Short exercise
In the records below, pick out all lines containing the word "this".

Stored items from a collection

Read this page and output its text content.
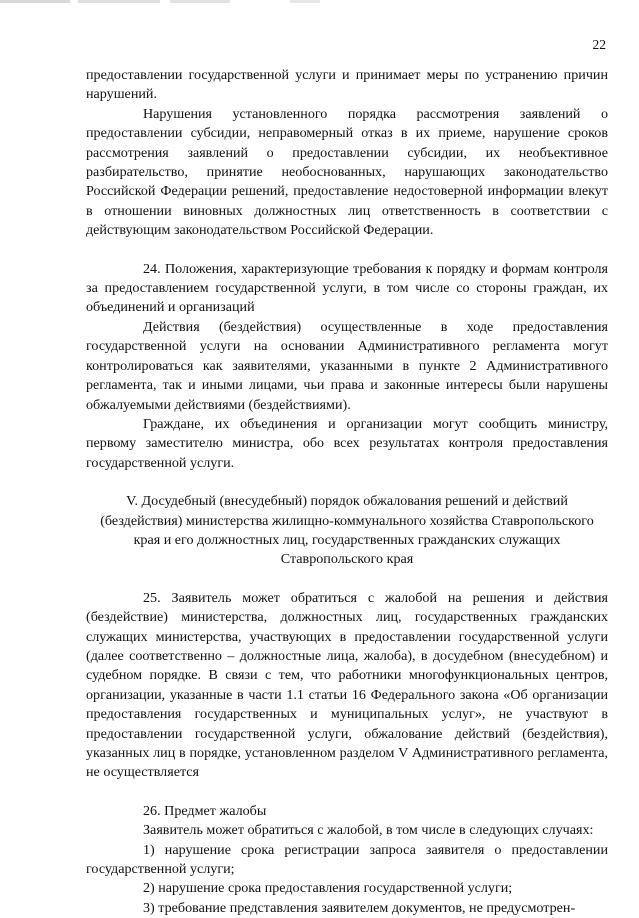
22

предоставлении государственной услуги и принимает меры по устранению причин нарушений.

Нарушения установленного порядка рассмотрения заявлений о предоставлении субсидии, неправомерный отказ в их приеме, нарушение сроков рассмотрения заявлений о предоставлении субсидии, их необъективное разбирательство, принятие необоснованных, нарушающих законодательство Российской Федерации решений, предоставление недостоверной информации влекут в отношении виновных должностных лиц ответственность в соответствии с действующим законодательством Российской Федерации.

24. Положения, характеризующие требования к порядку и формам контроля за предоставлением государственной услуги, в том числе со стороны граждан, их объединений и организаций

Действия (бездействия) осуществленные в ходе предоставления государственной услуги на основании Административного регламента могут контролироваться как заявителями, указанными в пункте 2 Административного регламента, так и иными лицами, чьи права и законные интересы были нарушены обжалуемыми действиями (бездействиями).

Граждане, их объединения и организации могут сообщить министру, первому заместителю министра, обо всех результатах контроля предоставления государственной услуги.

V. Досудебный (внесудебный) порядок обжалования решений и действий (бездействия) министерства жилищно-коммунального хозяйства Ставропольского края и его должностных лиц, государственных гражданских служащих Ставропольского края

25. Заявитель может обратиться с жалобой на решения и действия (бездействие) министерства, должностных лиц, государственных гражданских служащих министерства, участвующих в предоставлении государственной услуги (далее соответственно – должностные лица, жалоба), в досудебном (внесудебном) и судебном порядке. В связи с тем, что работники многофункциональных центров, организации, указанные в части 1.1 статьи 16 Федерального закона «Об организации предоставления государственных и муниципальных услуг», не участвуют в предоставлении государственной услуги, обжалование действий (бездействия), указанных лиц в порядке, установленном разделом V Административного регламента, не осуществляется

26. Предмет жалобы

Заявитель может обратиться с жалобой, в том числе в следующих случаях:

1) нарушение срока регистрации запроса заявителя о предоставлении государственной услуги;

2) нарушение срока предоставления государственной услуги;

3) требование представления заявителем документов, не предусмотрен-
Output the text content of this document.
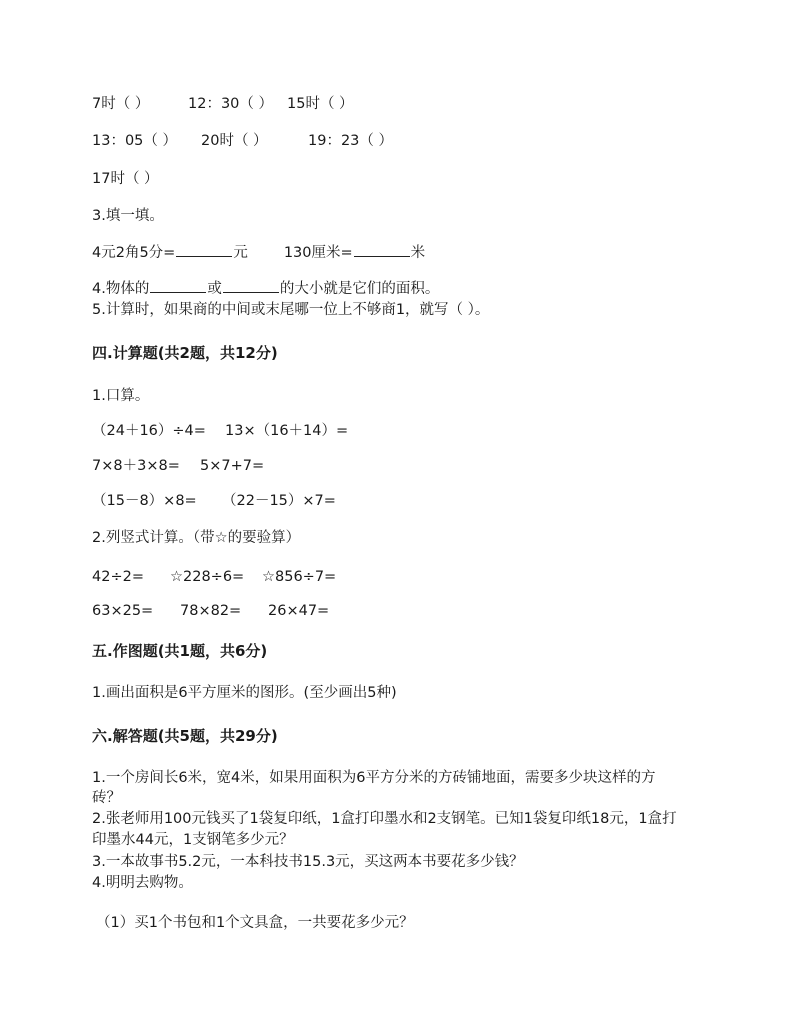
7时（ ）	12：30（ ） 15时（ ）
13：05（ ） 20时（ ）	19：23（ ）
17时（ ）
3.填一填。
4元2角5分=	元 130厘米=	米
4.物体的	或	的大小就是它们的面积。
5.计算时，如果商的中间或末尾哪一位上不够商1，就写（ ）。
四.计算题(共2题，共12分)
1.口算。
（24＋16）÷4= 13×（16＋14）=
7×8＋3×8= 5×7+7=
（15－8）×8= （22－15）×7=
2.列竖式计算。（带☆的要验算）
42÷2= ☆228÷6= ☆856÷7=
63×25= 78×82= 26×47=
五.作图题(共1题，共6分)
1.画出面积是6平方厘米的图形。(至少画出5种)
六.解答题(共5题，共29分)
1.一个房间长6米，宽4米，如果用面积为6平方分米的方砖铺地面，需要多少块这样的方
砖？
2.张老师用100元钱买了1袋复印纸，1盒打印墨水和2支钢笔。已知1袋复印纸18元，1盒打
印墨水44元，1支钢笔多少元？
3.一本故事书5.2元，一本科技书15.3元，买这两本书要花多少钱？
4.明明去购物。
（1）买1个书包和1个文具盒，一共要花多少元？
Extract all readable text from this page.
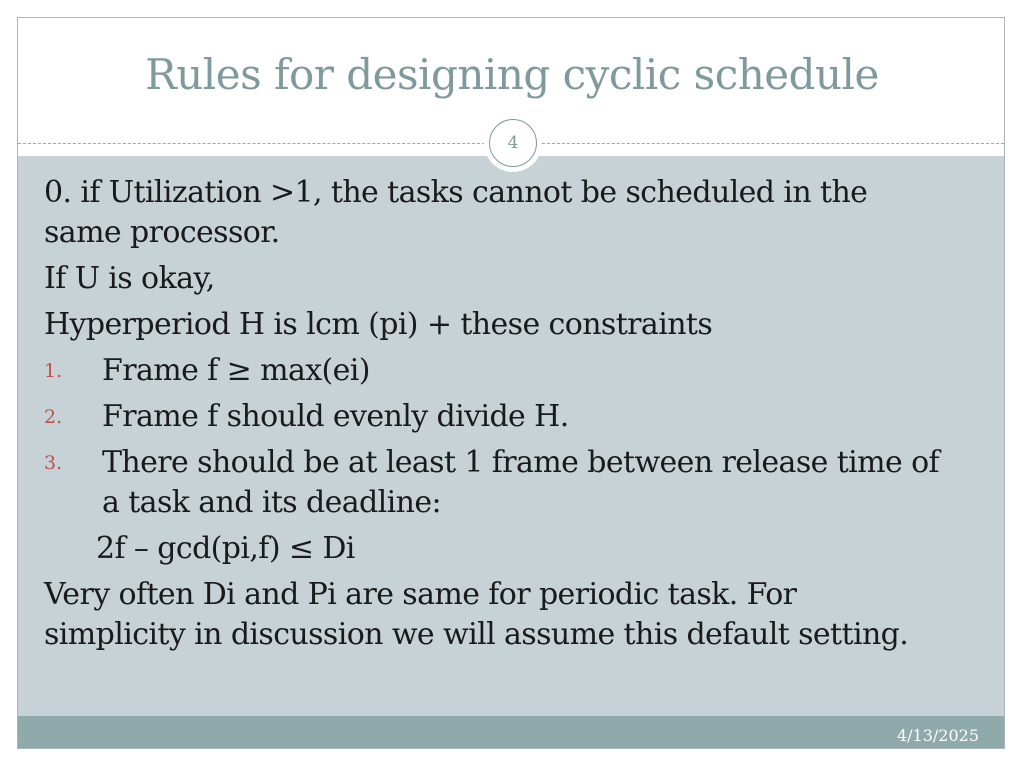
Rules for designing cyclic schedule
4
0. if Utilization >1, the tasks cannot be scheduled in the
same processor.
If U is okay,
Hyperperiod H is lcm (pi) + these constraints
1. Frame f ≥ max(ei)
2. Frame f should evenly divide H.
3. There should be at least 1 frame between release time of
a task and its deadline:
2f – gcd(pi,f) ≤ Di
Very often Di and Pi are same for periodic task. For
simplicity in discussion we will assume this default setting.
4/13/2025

--

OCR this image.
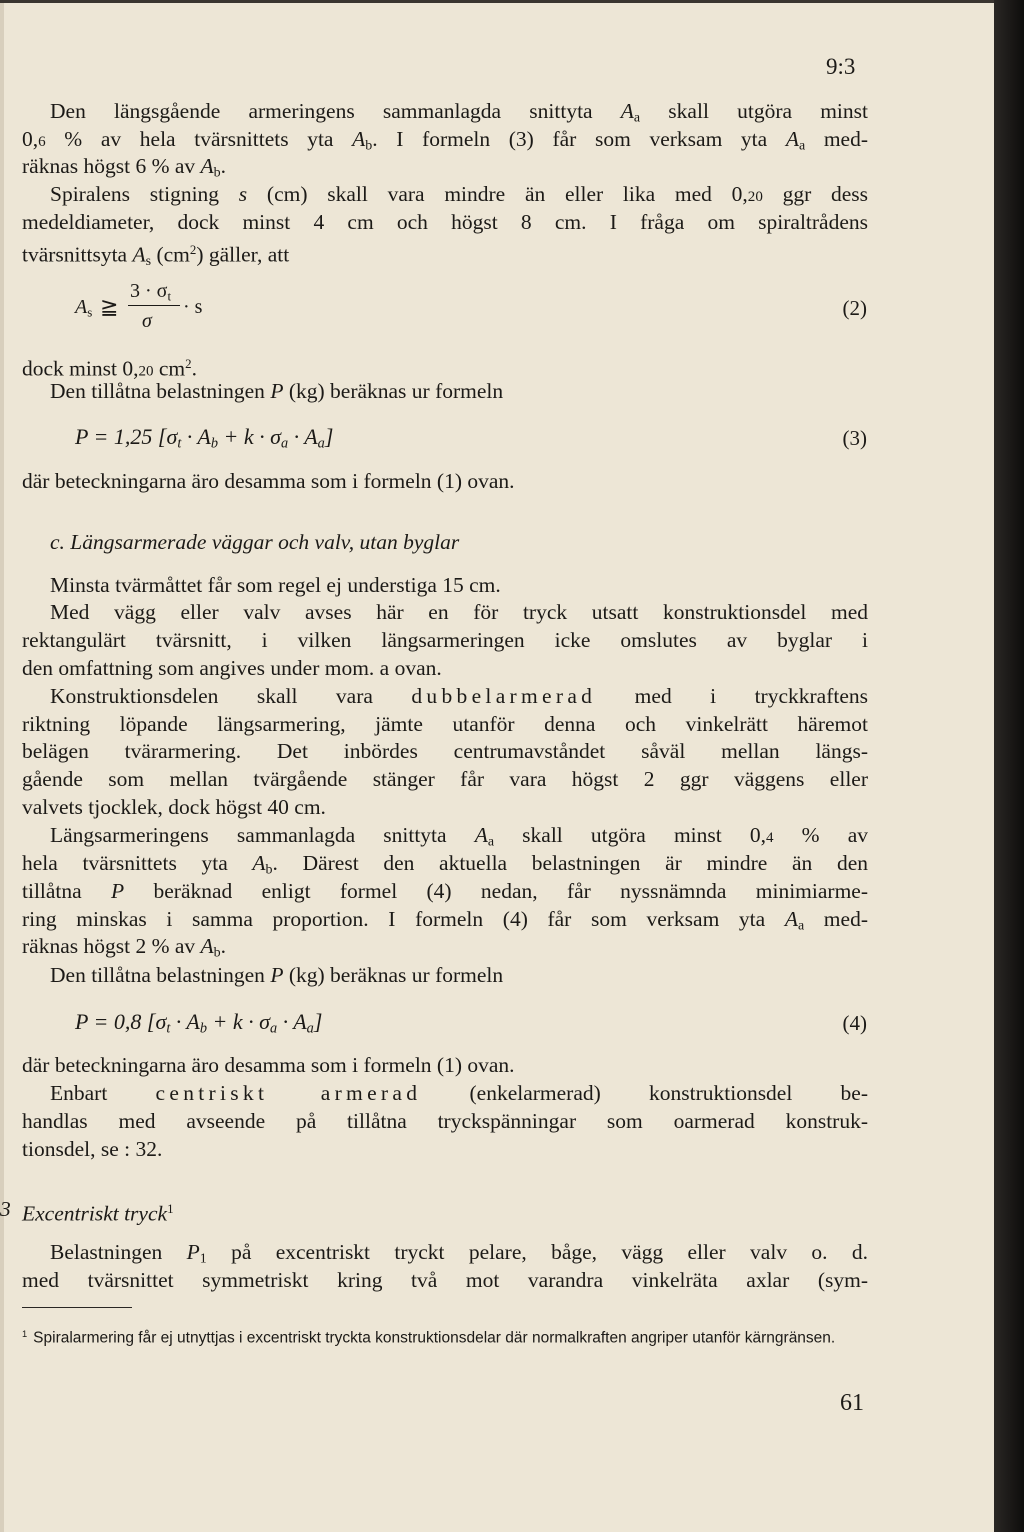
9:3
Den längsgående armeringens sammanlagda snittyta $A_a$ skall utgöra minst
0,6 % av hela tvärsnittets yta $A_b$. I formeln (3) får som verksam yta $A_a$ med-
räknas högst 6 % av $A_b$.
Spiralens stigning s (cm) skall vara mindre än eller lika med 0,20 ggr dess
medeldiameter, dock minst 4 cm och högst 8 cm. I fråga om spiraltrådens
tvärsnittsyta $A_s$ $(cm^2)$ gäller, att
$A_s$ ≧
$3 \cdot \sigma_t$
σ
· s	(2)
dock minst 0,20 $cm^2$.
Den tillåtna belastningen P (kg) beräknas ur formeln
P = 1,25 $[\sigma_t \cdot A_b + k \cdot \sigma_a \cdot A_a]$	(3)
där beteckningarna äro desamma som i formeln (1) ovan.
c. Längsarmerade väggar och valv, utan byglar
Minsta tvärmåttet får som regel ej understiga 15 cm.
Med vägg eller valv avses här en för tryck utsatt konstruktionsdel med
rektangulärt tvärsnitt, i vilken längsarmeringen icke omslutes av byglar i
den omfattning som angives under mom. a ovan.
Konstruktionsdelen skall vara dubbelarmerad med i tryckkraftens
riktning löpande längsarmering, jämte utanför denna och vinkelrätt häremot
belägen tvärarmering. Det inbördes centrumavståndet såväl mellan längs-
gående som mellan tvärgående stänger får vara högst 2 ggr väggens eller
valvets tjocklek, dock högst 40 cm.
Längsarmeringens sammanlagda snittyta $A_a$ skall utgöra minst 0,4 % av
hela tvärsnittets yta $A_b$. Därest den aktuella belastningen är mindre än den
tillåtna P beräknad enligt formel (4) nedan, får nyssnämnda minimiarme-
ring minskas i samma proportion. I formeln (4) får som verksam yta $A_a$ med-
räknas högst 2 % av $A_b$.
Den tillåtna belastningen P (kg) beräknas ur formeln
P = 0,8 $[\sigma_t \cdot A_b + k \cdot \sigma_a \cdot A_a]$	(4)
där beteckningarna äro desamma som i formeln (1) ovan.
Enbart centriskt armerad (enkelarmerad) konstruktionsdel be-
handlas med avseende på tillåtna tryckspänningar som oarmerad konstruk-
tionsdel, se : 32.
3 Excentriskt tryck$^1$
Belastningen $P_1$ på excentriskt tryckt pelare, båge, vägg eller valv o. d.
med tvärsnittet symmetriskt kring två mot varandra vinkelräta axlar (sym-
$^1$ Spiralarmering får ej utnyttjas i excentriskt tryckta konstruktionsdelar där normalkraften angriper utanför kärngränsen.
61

Exercise output
Read this page and output its text content.
Output the text content of this document.
Extract all readable text from this page.
simplicity in discussion we will assume this default setting.
OCR this image.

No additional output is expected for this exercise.